• **SET PROBLEM**: Images must not appear in your copy; reproduce every other part of the records exactly.

• **DATA ROWS**:
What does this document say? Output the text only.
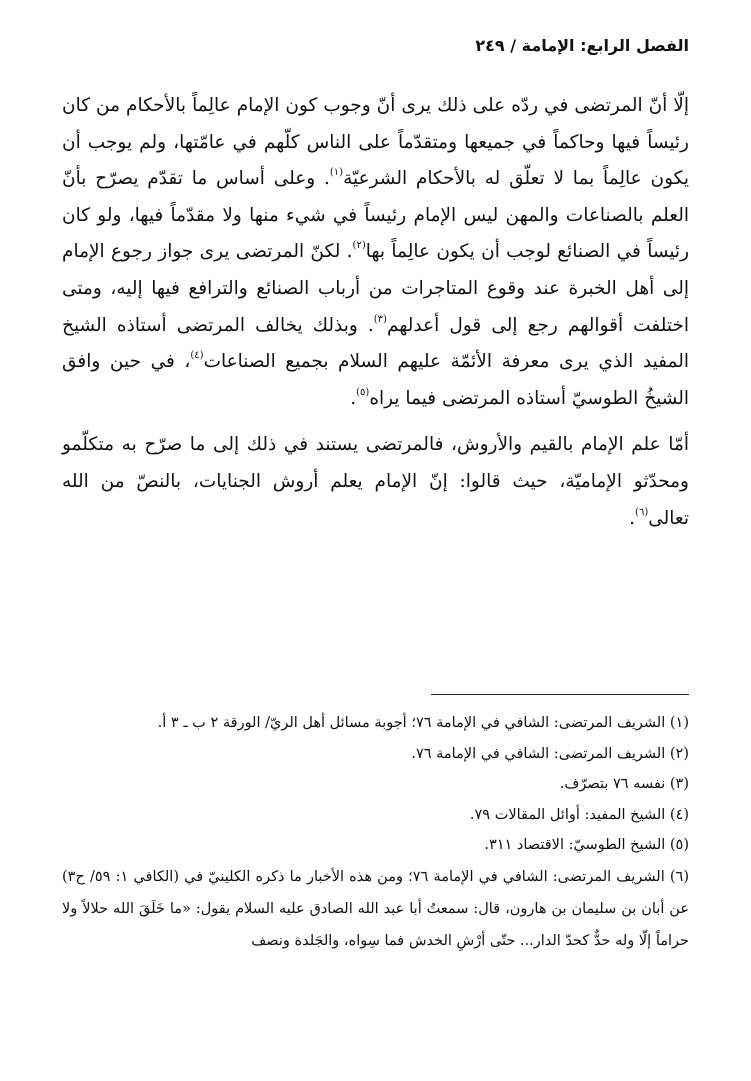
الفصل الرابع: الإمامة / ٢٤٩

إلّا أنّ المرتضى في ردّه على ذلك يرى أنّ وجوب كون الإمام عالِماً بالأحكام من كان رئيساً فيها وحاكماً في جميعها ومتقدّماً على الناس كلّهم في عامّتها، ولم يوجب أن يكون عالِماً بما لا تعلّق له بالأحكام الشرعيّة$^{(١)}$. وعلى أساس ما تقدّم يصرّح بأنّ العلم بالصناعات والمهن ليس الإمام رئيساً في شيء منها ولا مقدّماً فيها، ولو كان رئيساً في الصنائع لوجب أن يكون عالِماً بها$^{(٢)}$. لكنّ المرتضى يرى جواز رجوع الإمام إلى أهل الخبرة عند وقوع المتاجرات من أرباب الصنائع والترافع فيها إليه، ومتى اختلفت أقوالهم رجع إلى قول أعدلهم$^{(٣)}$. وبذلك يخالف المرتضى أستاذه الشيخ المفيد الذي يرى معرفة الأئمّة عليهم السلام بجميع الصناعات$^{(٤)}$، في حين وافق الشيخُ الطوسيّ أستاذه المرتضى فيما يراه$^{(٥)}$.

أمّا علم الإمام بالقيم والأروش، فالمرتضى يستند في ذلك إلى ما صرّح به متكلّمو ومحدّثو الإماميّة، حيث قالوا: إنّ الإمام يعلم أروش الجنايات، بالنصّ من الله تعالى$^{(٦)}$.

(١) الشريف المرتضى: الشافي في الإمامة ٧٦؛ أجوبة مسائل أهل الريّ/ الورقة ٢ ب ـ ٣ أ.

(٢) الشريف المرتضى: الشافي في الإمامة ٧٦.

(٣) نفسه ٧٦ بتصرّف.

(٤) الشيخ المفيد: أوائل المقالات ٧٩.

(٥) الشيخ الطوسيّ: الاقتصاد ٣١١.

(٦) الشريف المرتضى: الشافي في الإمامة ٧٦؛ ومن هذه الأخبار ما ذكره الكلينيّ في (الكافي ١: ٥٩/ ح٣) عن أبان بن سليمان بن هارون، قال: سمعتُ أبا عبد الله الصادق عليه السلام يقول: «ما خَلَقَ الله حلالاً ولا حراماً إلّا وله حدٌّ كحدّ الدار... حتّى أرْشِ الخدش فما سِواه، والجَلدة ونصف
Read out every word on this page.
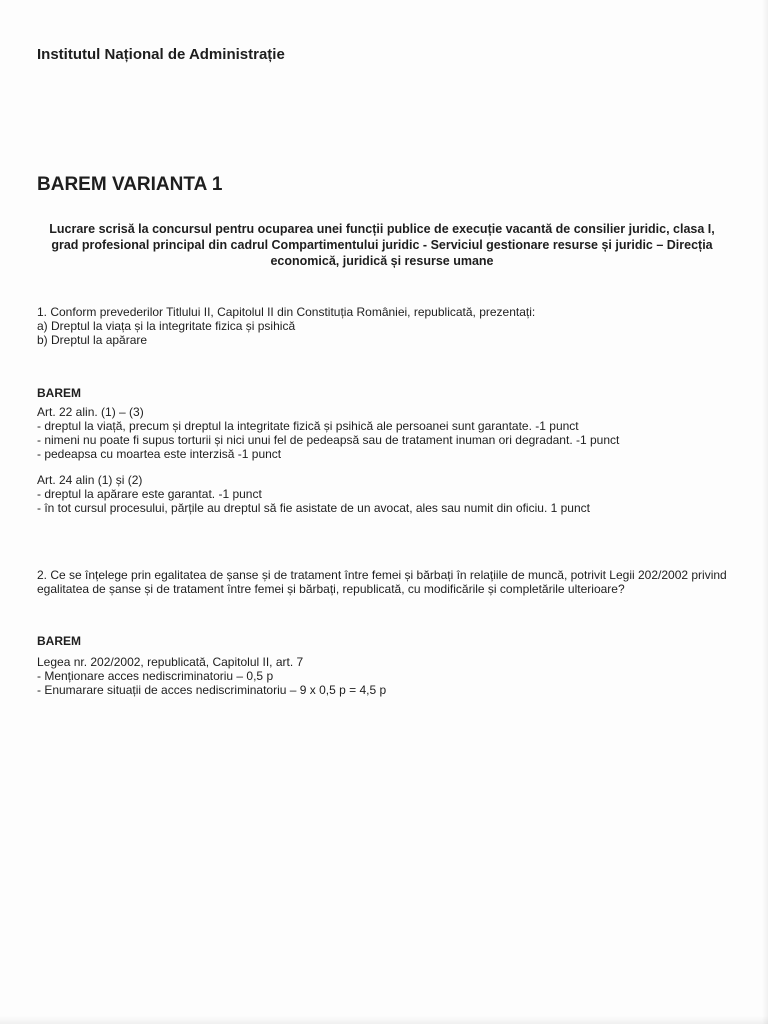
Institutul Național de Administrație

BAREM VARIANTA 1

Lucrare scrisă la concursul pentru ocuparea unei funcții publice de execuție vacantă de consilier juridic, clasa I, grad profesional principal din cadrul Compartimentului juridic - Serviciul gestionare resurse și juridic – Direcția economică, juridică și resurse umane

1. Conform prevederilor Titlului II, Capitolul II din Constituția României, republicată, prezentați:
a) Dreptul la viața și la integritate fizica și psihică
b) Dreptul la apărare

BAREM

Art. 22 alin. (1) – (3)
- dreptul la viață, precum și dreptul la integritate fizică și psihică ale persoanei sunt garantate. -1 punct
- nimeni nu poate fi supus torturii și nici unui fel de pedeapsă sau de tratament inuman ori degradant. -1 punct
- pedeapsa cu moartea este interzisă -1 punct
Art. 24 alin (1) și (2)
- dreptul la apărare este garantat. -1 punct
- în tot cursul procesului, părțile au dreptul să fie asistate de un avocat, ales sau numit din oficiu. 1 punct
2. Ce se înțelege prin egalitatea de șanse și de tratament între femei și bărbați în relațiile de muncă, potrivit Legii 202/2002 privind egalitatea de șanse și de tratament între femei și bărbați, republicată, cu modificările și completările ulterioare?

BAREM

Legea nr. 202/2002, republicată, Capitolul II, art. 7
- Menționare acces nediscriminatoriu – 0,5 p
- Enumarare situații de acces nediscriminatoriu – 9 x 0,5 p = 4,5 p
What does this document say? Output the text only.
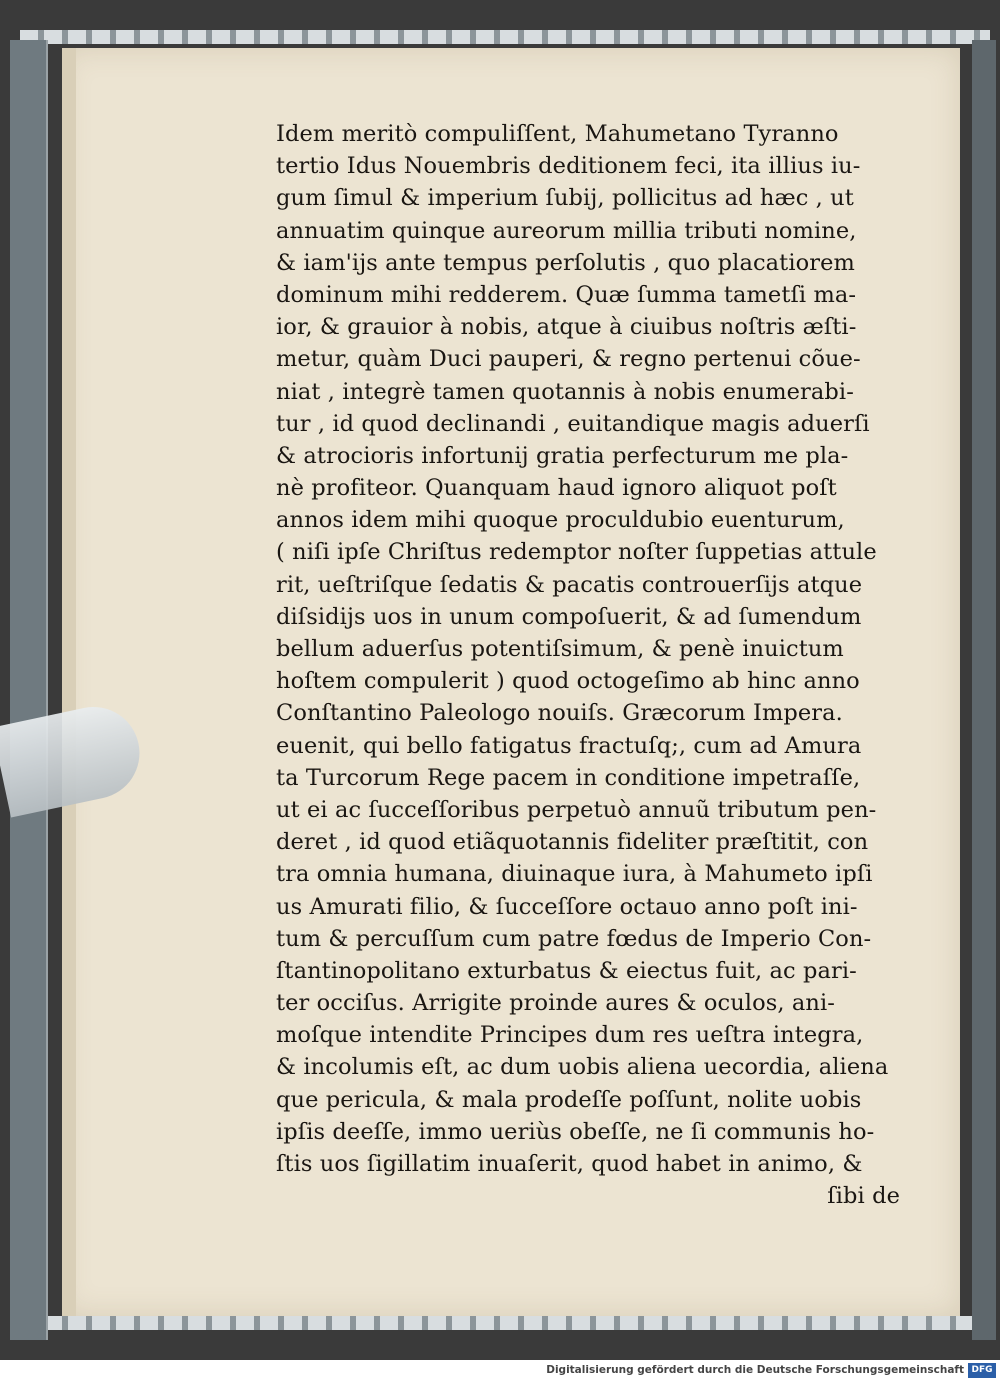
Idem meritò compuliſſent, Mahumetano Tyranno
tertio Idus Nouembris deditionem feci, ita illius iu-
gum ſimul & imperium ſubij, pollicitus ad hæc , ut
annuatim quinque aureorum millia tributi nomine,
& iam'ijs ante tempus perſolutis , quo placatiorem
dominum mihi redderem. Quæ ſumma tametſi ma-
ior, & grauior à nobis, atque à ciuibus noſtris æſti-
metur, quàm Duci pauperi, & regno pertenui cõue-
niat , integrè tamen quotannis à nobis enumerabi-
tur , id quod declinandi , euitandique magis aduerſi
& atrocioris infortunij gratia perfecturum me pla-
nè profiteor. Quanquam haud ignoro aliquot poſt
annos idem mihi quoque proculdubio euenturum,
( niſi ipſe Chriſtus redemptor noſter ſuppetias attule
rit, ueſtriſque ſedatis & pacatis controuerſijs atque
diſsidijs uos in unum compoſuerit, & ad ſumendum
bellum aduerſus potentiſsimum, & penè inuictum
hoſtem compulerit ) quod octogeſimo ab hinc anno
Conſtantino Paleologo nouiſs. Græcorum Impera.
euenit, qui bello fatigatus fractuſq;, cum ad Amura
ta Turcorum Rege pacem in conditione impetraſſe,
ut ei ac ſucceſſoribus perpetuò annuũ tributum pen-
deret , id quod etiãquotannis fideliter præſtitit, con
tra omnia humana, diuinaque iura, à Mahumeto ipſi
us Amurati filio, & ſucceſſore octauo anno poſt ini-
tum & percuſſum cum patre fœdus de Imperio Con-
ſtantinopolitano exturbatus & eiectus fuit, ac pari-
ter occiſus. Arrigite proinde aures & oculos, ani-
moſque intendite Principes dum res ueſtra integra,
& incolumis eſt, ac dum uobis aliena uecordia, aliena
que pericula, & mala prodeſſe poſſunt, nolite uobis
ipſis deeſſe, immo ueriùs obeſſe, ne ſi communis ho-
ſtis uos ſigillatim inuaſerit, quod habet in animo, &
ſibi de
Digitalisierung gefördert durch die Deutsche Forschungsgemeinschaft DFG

• **WORKED ANSWER**:
What does this document say? Output the text only.
الفصل الرابع: الإمامة / ٢٤٩

إلّا أنّ المرتضى في ردّه على ذلك يرى أنّ وجوب كون الإمام عالِماً بالأحكام من كان رئيساً فيها وحاكماً في جميعها ومتقدّماً على الناس كلّهم في عامّتها، ولم يوجب أن يكون عالِماً بما لا تعلّق له بالأحكام الشرعيّة$^{(١)}$. وعلى أساس ما تقدّم يصرّح بأنّ العلم بالصناعات والمهن ليس الإمام رئيساً في شيء منها ولا مقدّماً فيها، ولو كان رئيساً في الصنائع لوجب أن يكون عالِماً بها$^{(٢)}$. لكنّ المرتضى يرى جواز رجوع الإمام إلى أهل الخبرة عند وقوع المتاجرات من أرباب الصنائع والترافع فيها إليه، ومتى اختلفت أقوالهم رجع إلى قول أعدلهم$^{(٣)}$. وبذلك يخالف المرتضى أستاذه الشيخ المفيد الذي يرى معرفة الأئمّة عليهم السلام بجميع الصناعات$^{(٤)}$، في حين وافق الشيخُ الطوسيّ أستاذه المرتضى فيما يراه$^{(٥)}$.

أمّا علم الإمام بالقيم والأروش، فالمرتضى يستند في ذلك إلى ما صرّح به متكلّمو ومحدّثو الإماميّة، حيث قالوا: إنّ الإمام يعلم أروش الجنايات، بالنصّ من الله تعالى$^{(٦)}$.

(١) الشريف المرتضى: الشافي في الإمامة ٧٦؛ أجوبة مسائل أهل الريّ/ الورقة ٢ ب ـ ٣ أ.

(٢) الشريف المرتضى: الشافي في الإمامة ٧٦.

(٣) نفسه ٧٦ بتصرّف.

(٤) الشيخ المفيد: أوائل المقالات ٧٩.

(٥) الشيخ الطوسيّ: الاقتصاد ٣١١.

(٦) الشريف المرتضى: الشافي في الإمامة ٧٦؛ ومن هذه الأخبار ما ذكره الكلينيّ في (الكافي ١: ٥٩/ ح٣) عن أبان بن سليمان بن هارون، قال: سمعتُ أبا عبد الله الصادق عليه السلام يقول: «ما خَلَقَ الله حلالاً ولا حراماً إلّا وله حدٌّ كحدّ الدار... حتّى أرْشِ الخدش فما سِواه، والجَلدة ونصف
Read out every word on this page.
Institutul Național de Administrație

BAREM VARIANTA 1

Lucrare scrisă la concursul pentru ocuparea unei funcții publice de execuție vacantă de consilier juridic, clasa I, grad profesional principal din cadrul Compartimentului juridic - Serviciul gestionare resurse și juridic – Direcția economică, juridică și resurse umane

1. Conform prevederilor Titlului II, Capitolul II din Constituția României, republicată, prezentați:
a) Dreptul la viața și la integritate fizica și psihică
b) Dreptul la apărare

BAREM

Art. 22 alin. (1) – (3)
- dreptul la viață, precum și dreptul la integritate fizică și psihică ale persoanei sunt garantate. -1 punct
- nimeni nu poate fi supus torturii și nici unui fel de pedeapsă sau de tratament inuman ori degradant. -1 punct
- pedeapsa cu moartea este interzisă -1 punct
Art. 24 alin (1) și (2)
- dreptul la apărare este garantat. -1 punct
- în tot cursul procesului, părțile au dreptul să fie asistate de un avocat, ales sau numit din oficiu. 1 punct
2. Ce se înțelege prin egalitatea de șanse și de tratament între femei și bărbați în relațiile de muncă, potrivit Legii 202/2002 privind egalitatea de șanse și de tratament între femei și bărbați, republicată, cu modificările și completările ulterioare?

BAREM

Legea nr. 202/2002, republicată, Capitolul II, art. 7
- Menționare acces nediscriminatoriu – 0,5 p
- Enumarare situații de acces nediscriminatoriu – 9 x 0,5 p = 4,5 p
What does this document say? Output the text only.
Idem meritò compuliſſent, Mahumetano Tyranno
tertio Idus Nouembris deditionem feci, ita illius iu-
gum ſimul & imperium ſubij, pollicitus ad hæc , ut
annuatim quinque aureorum millia tributi nomine,
& iam'ijs ante tempus perſolutis , quo placatiorem
dominum mihi redderem. Quæ ſumma tametſi ma-
ior, & grauior à nobis, atque à ciuibus noſtris æſti-
metur, quàm Duci pauperi, & regno pertenui cõue-
niat , integrè tamen quotannis à nobis enumerabi-
tur , id quod declinandi , euitandique magis aduerſi
& atrocioris infortunij gratia perfecturum me pla-
nè profiteor. Quanquam haud ignoro aliquot poſt
annos idem mihi quoque proculdubio euenturum,
( niſi ipſe Chriſtus redemptor noſter ſuppetias attule
rit, ueſtriſque ſedatis & pacatis controuerſijs atque
diſsidijs uos in unum compoſuerit, & ad ſumendum
bellum aduerſus potentiſsimum, & penè inuictum
hoſtem compulerit ) quod octogeſimo ab hinc anno
Conſtantino Paleologo nouiſs. Græcorum Impera.
euenit, qui bello fatigatus fractuſq;, cum ad Amura
ta Turcorum Rege pacem in conditione impetraſſe,
ut ei ac ſucceſſoribus perpetuò annuũ tributum pen-
deret , id quod etiãquotannis fideliter præſtitit, con
tra omnia humana, diuinaque iura, à Mahumeto ipſi
us Amurati filio, & ſucceſſore octauo anno poſt ini-
tum & percuſſum cum patre fœdus de Imperio Con-
ſtantinopolitano exturbatus & eiectus fuit, ac pari-
ter occiſus. Arrigite proinde aures & oculos, ani-
moſque intendite Principes dum res ueſtra integra,
& incolumis eſt, ac dum uobis aliena uecordia, aliena
que pericula, & mala prodeſſe poſſunt, nolite uobis
ipſis deeſſe, immo ueriùs obeſſe, ne ſi communis ho-
ſtis uos ſigillatim inuaſerit, quod habet in animo, &
ſibi de
Digitalisierung gefördert durch die Deutsche Forschungsgemeinschaft DFG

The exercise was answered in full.